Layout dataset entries
[START]

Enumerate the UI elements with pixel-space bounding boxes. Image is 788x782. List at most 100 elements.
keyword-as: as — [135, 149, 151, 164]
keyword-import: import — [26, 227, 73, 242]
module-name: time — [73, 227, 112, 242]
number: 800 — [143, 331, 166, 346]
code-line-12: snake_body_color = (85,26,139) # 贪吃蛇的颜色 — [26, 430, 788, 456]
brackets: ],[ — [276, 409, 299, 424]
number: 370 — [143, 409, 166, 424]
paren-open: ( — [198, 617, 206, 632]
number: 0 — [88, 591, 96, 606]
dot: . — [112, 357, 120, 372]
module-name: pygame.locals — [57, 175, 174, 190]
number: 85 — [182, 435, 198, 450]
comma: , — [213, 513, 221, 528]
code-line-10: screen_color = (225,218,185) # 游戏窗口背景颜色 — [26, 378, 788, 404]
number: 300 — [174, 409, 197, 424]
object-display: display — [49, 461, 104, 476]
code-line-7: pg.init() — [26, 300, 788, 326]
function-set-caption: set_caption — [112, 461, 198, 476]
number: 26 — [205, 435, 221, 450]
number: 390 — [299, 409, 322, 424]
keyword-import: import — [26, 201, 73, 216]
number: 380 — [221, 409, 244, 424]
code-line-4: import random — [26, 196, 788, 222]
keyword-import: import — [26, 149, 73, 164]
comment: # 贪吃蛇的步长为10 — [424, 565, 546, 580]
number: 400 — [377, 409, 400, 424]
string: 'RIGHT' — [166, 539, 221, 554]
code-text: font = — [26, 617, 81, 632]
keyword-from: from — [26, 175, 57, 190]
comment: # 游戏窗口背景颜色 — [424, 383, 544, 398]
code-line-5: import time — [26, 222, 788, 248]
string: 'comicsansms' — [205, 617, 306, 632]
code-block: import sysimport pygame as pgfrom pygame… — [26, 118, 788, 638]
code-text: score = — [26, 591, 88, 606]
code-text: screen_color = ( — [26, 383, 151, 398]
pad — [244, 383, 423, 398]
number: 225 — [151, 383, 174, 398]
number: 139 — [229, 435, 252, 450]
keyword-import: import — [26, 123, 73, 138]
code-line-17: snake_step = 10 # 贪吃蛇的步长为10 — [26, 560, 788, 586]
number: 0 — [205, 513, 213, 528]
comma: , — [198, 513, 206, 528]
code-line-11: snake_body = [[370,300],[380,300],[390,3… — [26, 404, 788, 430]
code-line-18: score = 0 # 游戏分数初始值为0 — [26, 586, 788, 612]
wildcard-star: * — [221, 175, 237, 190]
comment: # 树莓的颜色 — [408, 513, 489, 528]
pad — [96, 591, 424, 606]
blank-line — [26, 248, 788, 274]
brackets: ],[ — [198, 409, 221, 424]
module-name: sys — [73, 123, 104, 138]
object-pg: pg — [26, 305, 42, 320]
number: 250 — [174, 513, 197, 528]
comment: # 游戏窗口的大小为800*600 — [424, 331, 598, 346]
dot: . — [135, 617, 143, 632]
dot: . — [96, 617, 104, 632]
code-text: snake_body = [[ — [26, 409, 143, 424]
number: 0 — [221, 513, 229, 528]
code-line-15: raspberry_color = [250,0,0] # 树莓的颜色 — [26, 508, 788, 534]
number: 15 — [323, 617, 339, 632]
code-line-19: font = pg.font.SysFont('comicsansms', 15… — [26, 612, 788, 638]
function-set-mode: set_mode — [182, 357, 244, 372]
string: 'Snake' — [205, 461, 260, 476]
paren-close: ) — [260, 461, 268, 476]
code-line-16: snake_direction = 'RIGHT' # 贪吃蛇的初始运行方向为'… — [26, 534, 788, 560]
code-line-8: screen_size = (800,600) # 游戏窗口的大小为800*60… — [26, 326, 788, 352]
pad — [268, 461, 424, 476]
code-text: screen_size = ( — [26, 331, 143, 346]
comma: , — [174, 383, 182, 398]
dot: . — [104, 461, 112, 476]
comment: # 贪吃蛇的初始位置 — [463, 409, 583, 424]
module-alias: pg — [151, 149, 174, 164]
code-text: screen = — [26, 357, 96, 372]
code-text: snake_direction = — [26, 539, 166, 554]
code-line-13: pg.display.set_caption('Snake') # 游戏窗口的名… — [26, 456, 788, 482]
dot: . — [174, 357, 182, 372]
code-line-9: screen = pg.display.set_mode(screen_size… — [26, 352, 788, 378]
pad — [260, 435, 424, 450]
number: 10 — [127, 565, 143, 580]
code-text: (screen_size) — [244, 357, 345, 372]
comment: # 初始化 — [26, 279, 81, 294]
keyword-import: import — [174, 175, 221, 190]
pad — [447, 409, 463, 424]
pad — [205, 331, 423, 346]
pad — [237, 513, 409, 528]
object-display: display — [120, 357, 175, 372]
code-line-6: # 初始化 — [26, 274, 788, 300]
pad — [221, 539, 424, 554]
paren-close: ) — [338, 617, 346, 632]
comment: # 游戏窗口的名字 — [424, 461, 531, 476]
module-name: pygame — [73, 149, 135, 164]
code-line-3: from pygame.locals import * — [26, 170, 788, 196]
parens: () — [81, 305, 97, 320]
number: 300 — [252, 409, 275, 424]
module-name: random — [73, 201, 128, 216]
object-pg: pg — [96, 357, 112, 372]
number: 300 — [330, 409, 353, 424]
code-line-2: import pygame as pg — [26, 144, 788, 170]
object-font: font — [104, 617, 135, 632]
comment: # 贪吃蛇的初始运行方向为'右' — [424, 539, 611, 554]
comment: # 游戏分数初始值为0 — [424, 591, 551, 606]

[END]

= WHAT TO PRODUCE =
Copy out the entries above character for character, changing nothing.

= CORRECT OUTPUT =
Enumerate the UI elements with pixel-space bounding boxes. Image is 788x782. List at most 100 elements.
keyword-as: as — [135, 149, 151, 164]
keyword-import: import — [26, 227, 73, 242]
module-name: time — [73, 227, 112, 242]
number: 800 — [143, 331, 166, 346]
code-line-12: snake_body_color = (85,26,139) # 贪吃蛇的颜色 — [26, 430, 788, 456]
brackets: ],[ — [276, 409, 299, 424]
number: 370 — [143, 409, 166, 424]
paren-open: ( — [198, 617, 206, 632]
number: 0 — [88, 591, 96, 606]
dot: . — [112, 357, 120, 372]
module-name: pygame.locals — [57, 175, 174, 190]
number: 85 — [182, 435, 198, 450]
comma: , — [213, 513, 221, 528]
code-line-10: screen_color = (225,218,185) # 游戏窗口背景颜色 — [26, 378, 788, 404]
number: 300 — [174, 409, 197, 424]
object-display: display — [49, 461, 104, 476]
code-line-7: pg.init() — [26, 300, 788, 326]
function-set-caption: set_caption — [112, 461, 198, 476]
number: 26 — [205, 435, 221, 450]
number: 390 — [299, 409, 322, 424]
keyword-import: import — [26, 201, 73, 216]
number: 380 — [221, 409, 244, 424]
code-line-4: import random — [26, 196, 788, 222]
keyword-import: import — [26, 149, 73, 164]
comment: # 贪吃蛇的步长为10 — [424, 565, 546, 580]
number: 400 — [377, 409, 400, 424]
string: 'RIGHT' — [166, 539, 221, 554]
code-text: font = — [26, 617, 81, 632]
keyword-from: from — [26, 175, 57, 190]
comment: # 游戏窗口背景颜色 — [424, 383, 544, 398]
code-line-5: import time — [26, 222, 788, 248]
string: 'comicsansms' — [205, 617, 306, 632]
code-block: import sysimport pygame as pgfrom pygame… — [26, 118, 788, 638]
code-text: score = — [26, 591, 88, 606]
code-text: screen_color = ( — [26, 383, 151, 398]
pad — [244, 383, 423, 398]
number: 225 — [151, 383, 174, 398]
number: 139 — [229, 435, 252, 450]
keyword-import: import — [26, 123, 73, 138]
code-line-17: snake_step = 10 # 贪吃蛇的步长为10 — [26, 560, 788, 586]
number: 0 — [205, 513, 213, 528]
comma: , — [198, 513, 206, 528]
code-line-11: snake_body = [[370,300],[380,300],[390,3… — [26, 404, 788, 430]
code-line-18: score = 0 # 游戏分数初始值为0 — [26, 586, 788, 612]
wildcard-star: * — [221, 175, 237, 190]
comment: # 树莓的颜色 — [408, 513, 489, 528]
pad — [96, 591, 424, 606]
blank-line — [26, 248, 788, 274]
brackets: ],[ — [198, 409, 221, 424]
module-name: sys — [73, 123, 104, 138]
object-pg: pg — [26, 305, 42, 320]
number: 250 — [174, 513, 197, 528]
comment: # 游戏窗口的大小为800*600 — [424, 331, 598, 346]
dot: . — [135, 617, 143, 632]
dot: . — [96, 617, 104, 632]
code-text: snake_body = [[ — [26, 409, 143, 424]
number: 0 — [221, 513, 229, 528]
code-line-15: raspberry_color = [250,0,0] # 树莓的颜色 — [26, 508, 788, 534]
number: 15 — [323, 617, 339, 632]
code-line-19: font = pg.font.SysFont('comicsansms', 15… — [26, 612, 788, 638]
function-set-mode: set_mode — [182, 357, 244, 372]
string: 'Snake' — [205, 461, 260, 476]
paren-close: ) — [260, 461, 268, 476]
code-line-16: snake_direction = 'RIGHT' # 贪吃蛇的初始运行方向为'… — [26, 534, 788, 560]
code-line-8: screen_size = (800,600) # 游戏窗口的大小为800*60… — [26, 326, 788, 352]
pad — [268, 461, 424, 476]
code-text: screen_size = ( — [26, 331, 143, 346]
comma: , — [174, 383, 182, 398]
dot: . — [104, 461, 112, 476]
comment: # 贪吃蛇的初始位置 — [463, 409, 583, 424]
module-alias: pg — [151, 149, 174, 164]
code-text: screen = — [26, 357, 96, 372]
code-text: snake_direction = — [26, 539, 166, 554]
code-line-13: pg.display.set_caption('Snake') # 游戏窗口的名… — [26, 456, 788, 482]
dot: . — [174, 357, 182, 372]
code-line-9: screen = pg.display.set_mode(screen_size… — [26, 352, 788, 378]
pad — [260, 435, 424, 450]
number: 10 — [127, 565, 143, 580]
code-text: (screen_size) — [244, 357, 345, 372]
comment: # 初始化 — [26, 279, 81, 294]
keyword-import: import — [174, 175, 221, 190]
pad — [447, 409, 463, 424]
pad — [205, 331, 423, 346]
pad — [237, 513, 409, 528]
object-display: display — [120, 357, 175, 372]
code-line-6: # 初始化 — [26, 274, 788, 300]
pad — [221, 539, 424, 554]
paren-close: ) — [338, 617, 346, 632]
comment: # 游戏窗口的名字 — [424, 461, 531, 476]
module-name: pygame — [73, 149, 135, 164]
code-line-3: from pygame.locals import * — [26, 170, 788, 196]
parens: () — [81, 305, 97, 320]
number: 300 — [252, 409, 275, 424]
module-name: random — [73, 201, 128, 216]
object-pg: pg — [96, 357, 112, 372]
number: 300 — [330, 409, 353, 424]
code-line-2: import pygame as pg — [26, 144, 788, 170]
object-font: font — [104, 617, 135, 632]
comment: # 贪吃蛇的初始运行方向为'右' — [424, 539, 611, 554]
comment: # 游戏分数初始值为0 — [424, 591, 551, 606]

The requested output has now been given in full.